> **REQUIRED TASK**: Copy each line below without leaving any out.

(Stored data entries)
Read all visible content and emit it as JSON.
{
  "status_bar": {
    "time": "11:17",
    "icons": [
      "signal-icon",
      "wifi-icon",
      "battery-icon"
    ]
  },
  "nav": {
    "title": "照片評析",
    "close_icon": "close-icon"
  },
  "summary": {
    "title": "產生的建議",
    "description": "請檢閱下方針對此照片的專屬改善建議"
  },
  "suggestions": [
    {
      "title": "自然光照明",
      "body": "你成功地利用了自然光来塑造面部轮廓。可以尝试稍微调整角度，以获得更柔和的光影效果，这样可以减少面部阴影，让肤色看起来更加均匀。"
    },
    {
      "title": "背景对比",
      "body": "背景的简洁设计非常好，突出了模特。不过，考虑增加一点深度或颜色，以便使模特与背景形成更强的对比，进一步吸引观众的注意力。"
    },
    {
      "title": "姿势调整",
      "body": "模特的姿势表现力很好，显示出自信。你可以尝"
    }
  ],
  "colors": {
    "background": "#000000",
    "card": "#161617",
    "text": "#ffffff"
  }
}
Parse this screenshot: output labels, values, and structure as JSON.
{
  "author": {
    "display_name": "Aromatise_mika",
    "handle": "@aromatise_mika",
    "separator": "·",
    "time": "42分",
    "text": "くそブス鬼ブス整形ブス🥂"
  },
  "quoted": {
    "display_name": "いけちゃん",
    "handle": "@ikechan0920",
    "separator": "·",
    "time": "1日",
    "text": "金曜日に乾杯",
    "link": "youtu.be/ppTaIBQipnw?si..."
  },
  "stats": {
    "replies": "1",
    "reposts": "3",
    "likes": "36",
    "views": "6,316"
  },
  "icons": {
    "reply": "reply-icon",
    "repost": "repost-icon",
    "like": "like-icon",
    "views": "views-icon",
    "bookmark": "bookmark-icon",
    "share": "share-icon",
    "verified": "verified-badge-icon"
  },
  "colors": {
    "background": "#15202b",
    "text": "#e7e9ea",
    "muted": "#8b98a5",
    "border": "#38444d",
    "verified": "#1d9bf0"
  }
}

> **CORRECT RESPONSE**:
Read all visible content and emit it as JSON.
{
  "status_bar": {
    "time": "11:17",
    "icons": [
      "signal-icon",
      "wifi-icon",
      "battery-icon"
    ]
  },
  "nav": {
    "title": "照片評析",
    "close_icon": "close-icon"
  },
  "summary": {
    "title": "產生的建議",
    "description": "請檢閱下方針對此照片的專屬改善建議"
  },
  "suggestions": [
    {
      "title": "自然光照明",
      "body": "你成功地利用了自然光来塑造面部轮廓。可以尝试稍微调整角度，以获得更柔和的光影效果，这样可以减少面部阴影，让肤色看起来更加均匀。"
    },
    {
      "title": "背景对比",
      "body": "背景的简洁设计非常好，突出了模特。不过，考虑增加一点深度或颜色，以便使模特与背景形成更强的对比，进一步吸引观众的注意力。"
    },
    {
      "title": "姿势调整",
      "body": "模特的姿势表现力很好，显示出自信。你可以尝"
    }
  ],
  "colors": {
    "background": "#000000",
    "card": "#161617",
    "text": "#ffffff"
  }
}
Parse this screenshot: output labels, values, and structure as JSON.
{
  "author": {
    "display_name": "Aromatise_mika",
    "handle": "@aromatise_mika",
    "separator": "·",
    "time": "42分",
    "text": "くそブス鬼ブス整形ブス🥂"
  },
  "quoted": {
    "display_name": "いけちゃん",
    "handle": "@ikechan0920",
    "separator": "·",
    "time": "1日",
    "text": "金曜日に乾杯",
    "link": "youtu.be/ppTaIBQipnw?si..."
  },
  "stats": {
    "replies": "1",
    "reposts": "3",
    "likes": "36",
    "views": "6,316"
  },
  "icons": {
    "reply": "reply-icon",
    "repost": "repost-icon",
    "like": "like-icon",
    "views": "views-icon",
    "bookmark": "bookmark-icon",
    "share": "share-icon",
    "verified": "verified-badge-icon"
  },
  "colors": {
    "background": "#15202b",
    "text": "#e7e9ea",
    "muted": "#8b98a5",
    "border": "#38444d",
    "verified": "#1d9bf0"
  }
}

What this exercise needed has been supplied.